DATA TO PROCESS:
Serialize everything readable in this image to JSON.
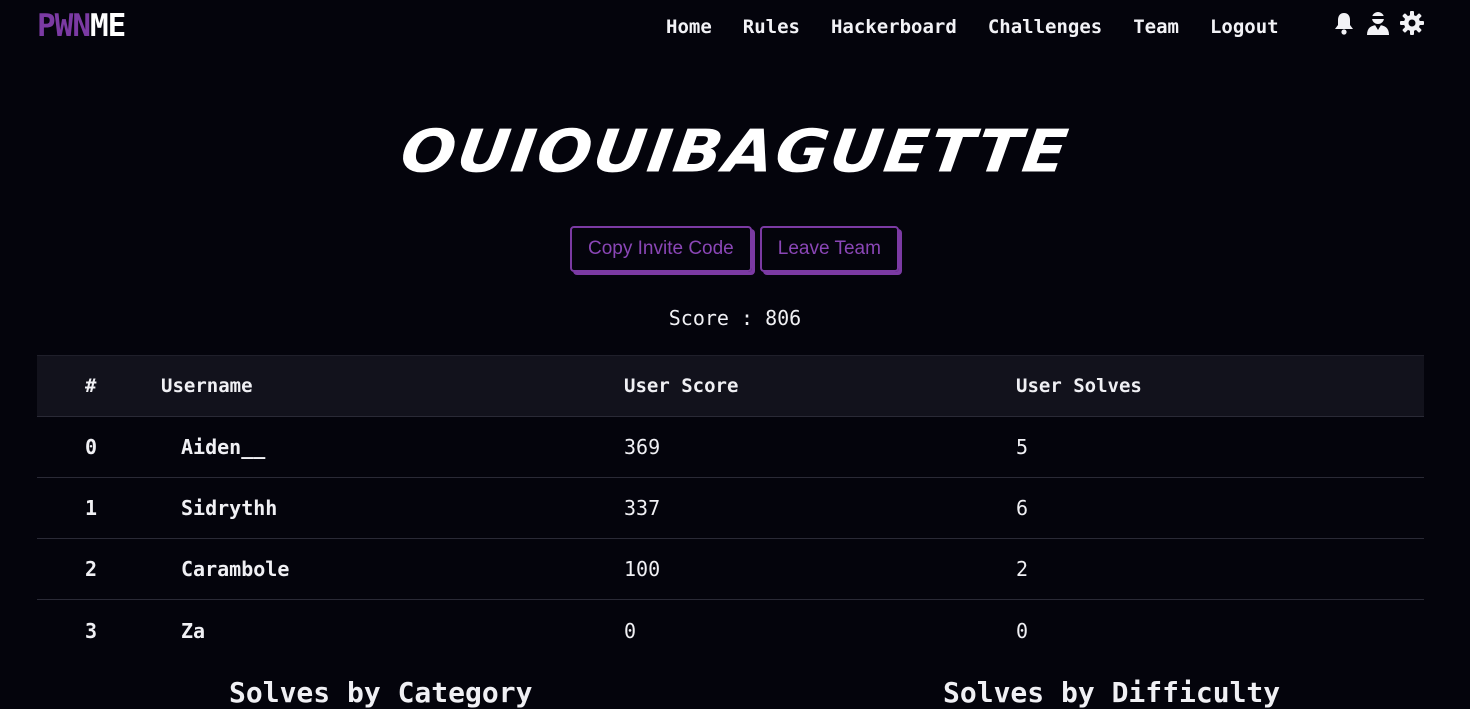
{
  "nav": {
    "logo_part1": "PWN",
    "logo_part2": "ME",
    "links": [
      "Home",
      "Rules",
      "Hackerboard",
      "Challenges",
      "Team",
      "Logout"
    ],
    "icons": [
      "bell-icon",
      "user-icon",
      "gear-icon"
    ]
  },
  "team": {
    "name": "OUIOUIBAGUETTE",
    "copy_invite_label": "Copy Invite Code",
    "leave_team_label": "Leave Team",
    "score_text": "Score : 806"
  },
  "table": {
    "headers": [
      "#",
      "Username",
      "User Score",
      "User Solves"
    ],
    "rows": [
      {
        "rank": "0",
        "username": "Aiden__",
        "score": "369",
        "solves": "5"
      },
      {
        "rank": "1",
        "username": "Sidrythh",
        "score": "337",
        "solves": "6"
      },
      {
        "rank": "2",
        "username": "Carambole",
        "score": "100",
        "solves": "2"
      },
      {
        "rank": "3",
        "username": "Za",
        "score": "0",
        "solves": "0"
      }
    ]
  },
  "bottom": {
    "left_heading": "Solves by Category",
    "right_heading": "Solves by Difficulty"
  },
  "colors": {
    "accent": "#7b3aa3",
    "background": "#04040c",
    "table_header_bg": "#12121c"
  }
}
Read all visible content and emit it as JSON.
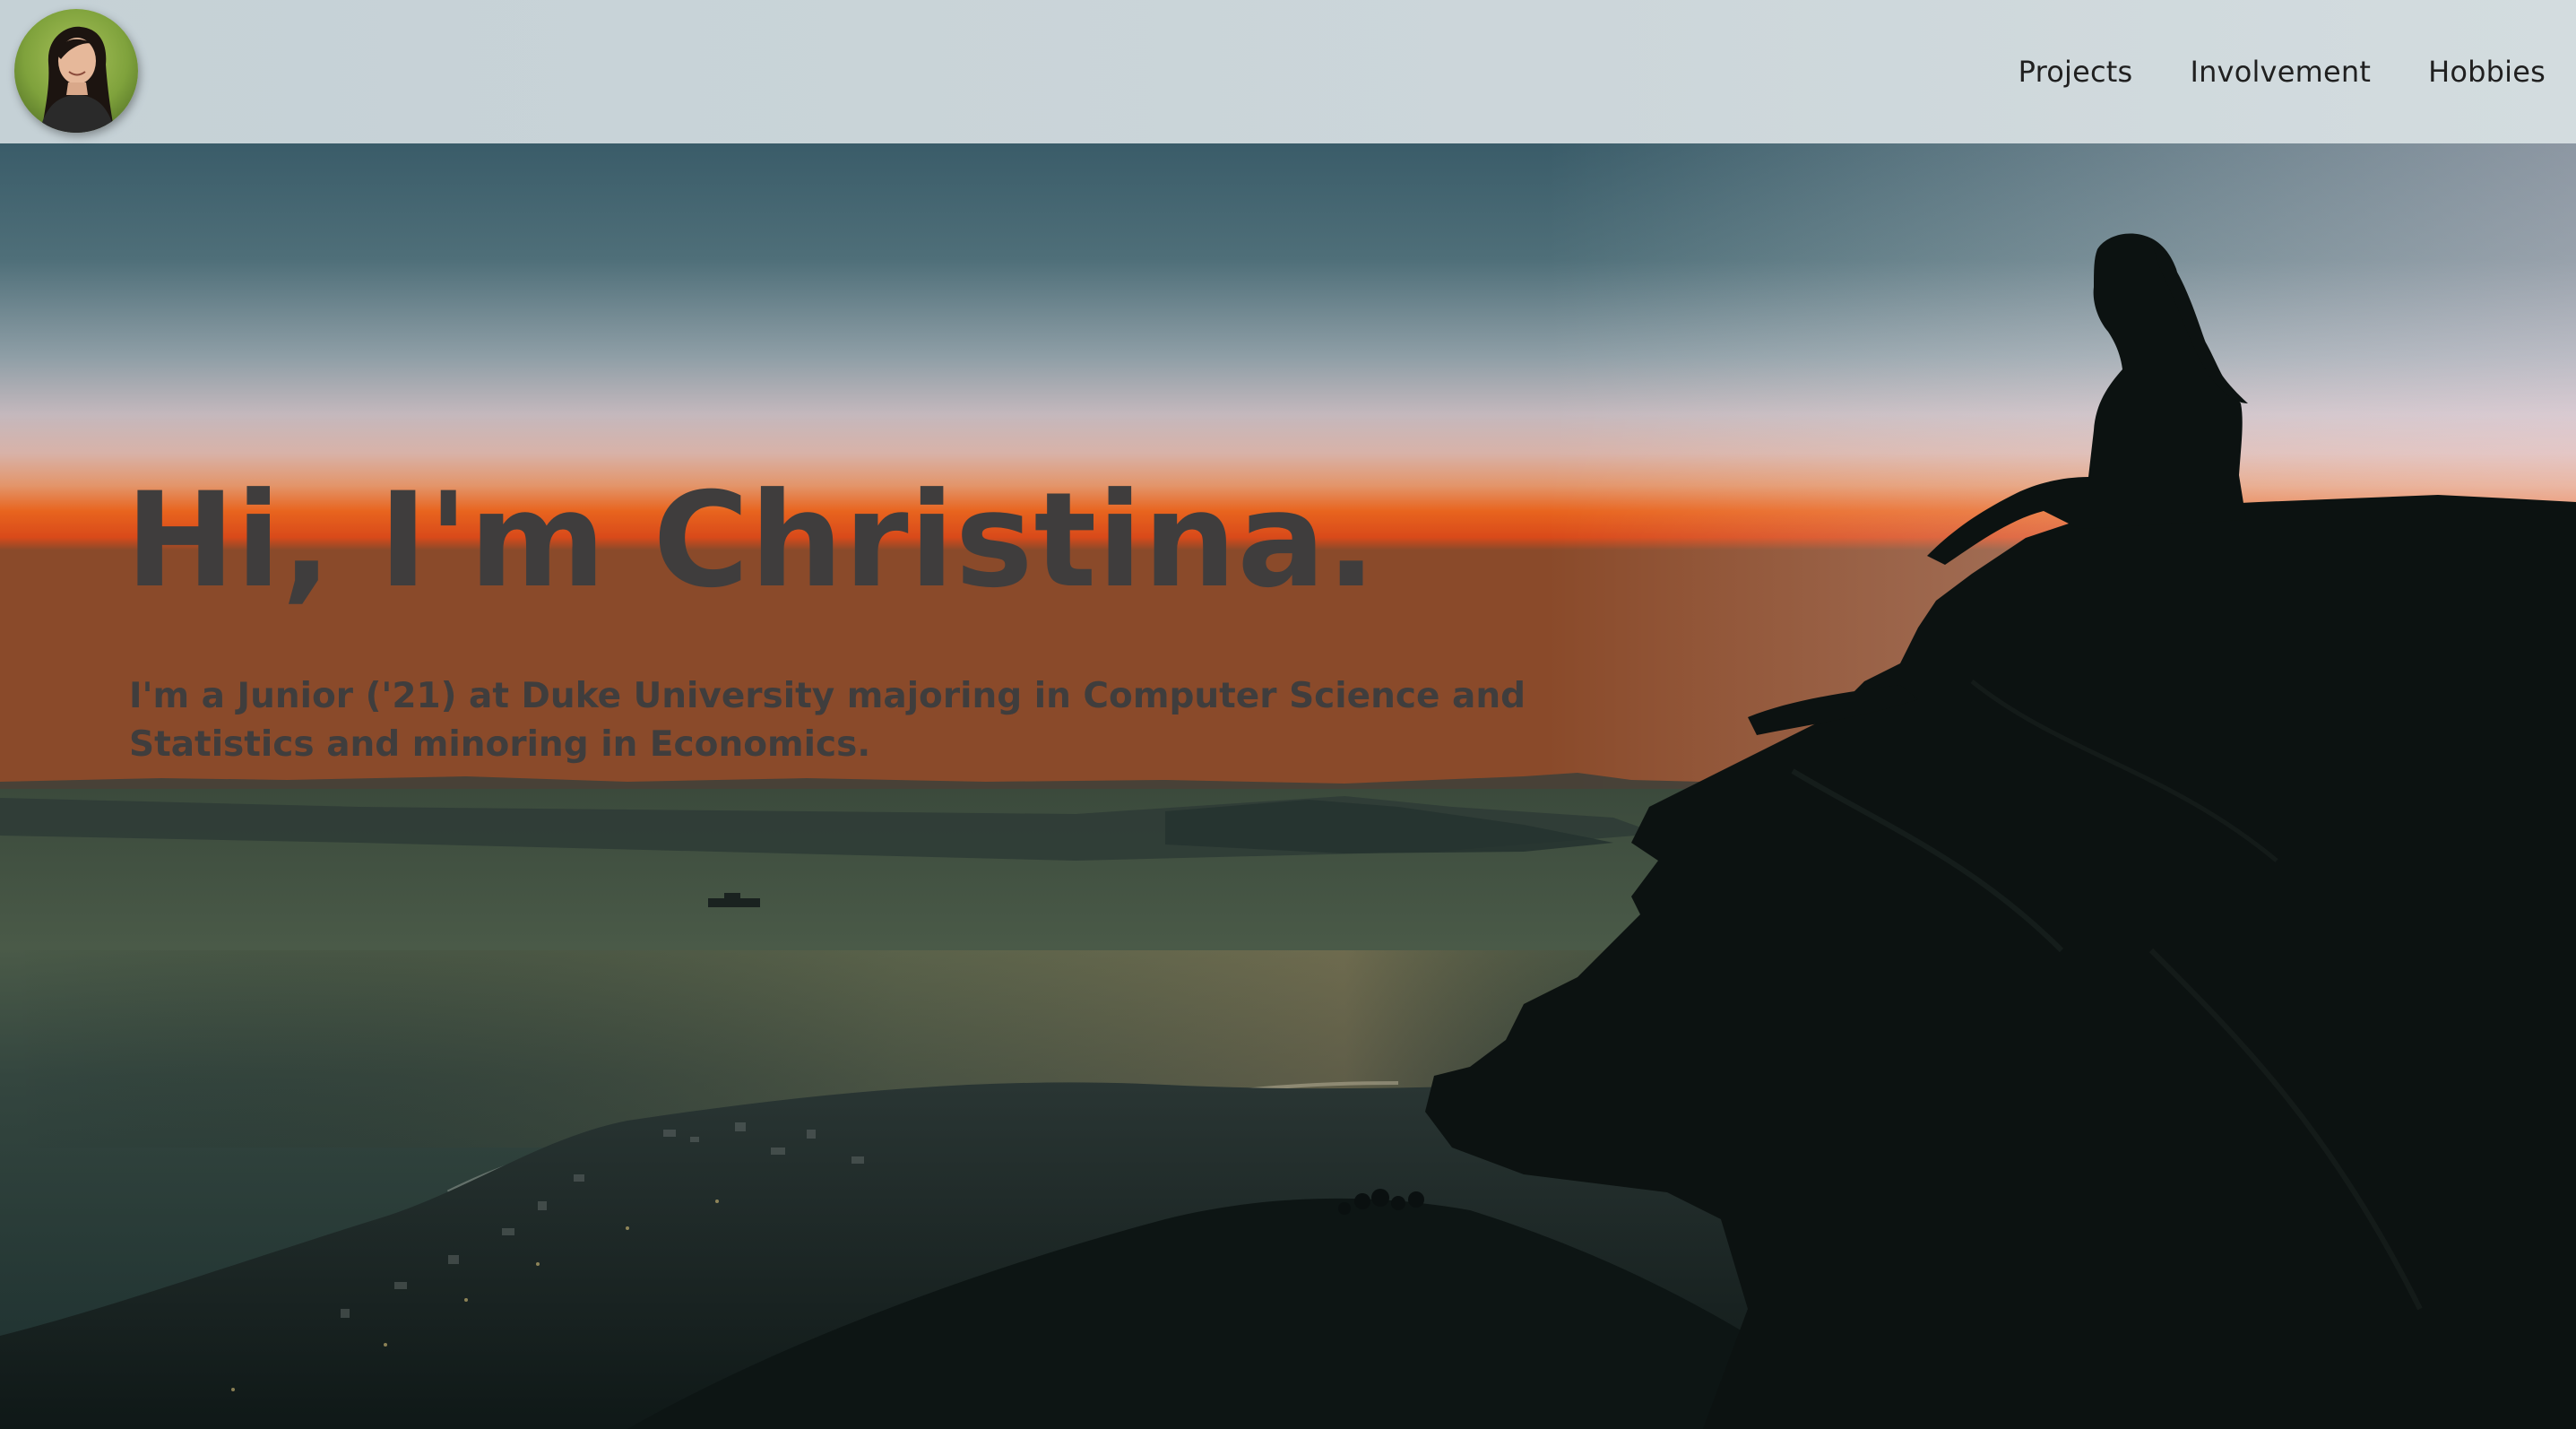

WHAT THIS TASK INVOLVES:
The records above are to be restated exactly, without their pictures.

FINAL ANSWER:
Serialize everything readable in this image to JSON.
{
  "nav": {
    "logo_part1": "PWN",
    "logo_part2": "ME",
    "links": [
      "Home",
      "Rules",
      "Hackerboard",
      "Challenges",
      "Team",
      "Logout"
    ],
    "icons": [
      "bell-icon",
      "user-icon",
      "gear-icon"
    ]
  },
  "team": {
    "name": "OUIOUIBAGUETTE",
    "copy_invite_label": "Copy Invite Code",
    "leave_team_label": "Leave Team",
    "score_text": "Score : 806"
  },
  "table": {
    "headers": [
      "#",
      "Username",
      "User Score",
      "User Solves"
    ],
    "rows": [
      {
        "rank": "0",
        "username": "Aiden__",
        "score": "369",
        "solves": "5"
      },
      {
        "rank": "1",
        "username": "Sidrythh",
        "score": "337",
        "solves": "6"
      },
      {
        "rank": "2",
        "username": "Carambole",
        "score": "100",
        "solves": "2"
      },
      {
        "rank": "3",
        "username": "Za",
        "score": "0",
        "solves": "0"
      }
    ]
  },
  "bottom": {
    "left_heading": "Solves by Category",
    "right_heading": "Solves by Difficulty"
  },
  "colors": {
    "accent": "#7b3aa3",
    "background": "#04040c",
    "table_header_bg": "#12121c"
  }
}
Read all visible content and emit it as JSON.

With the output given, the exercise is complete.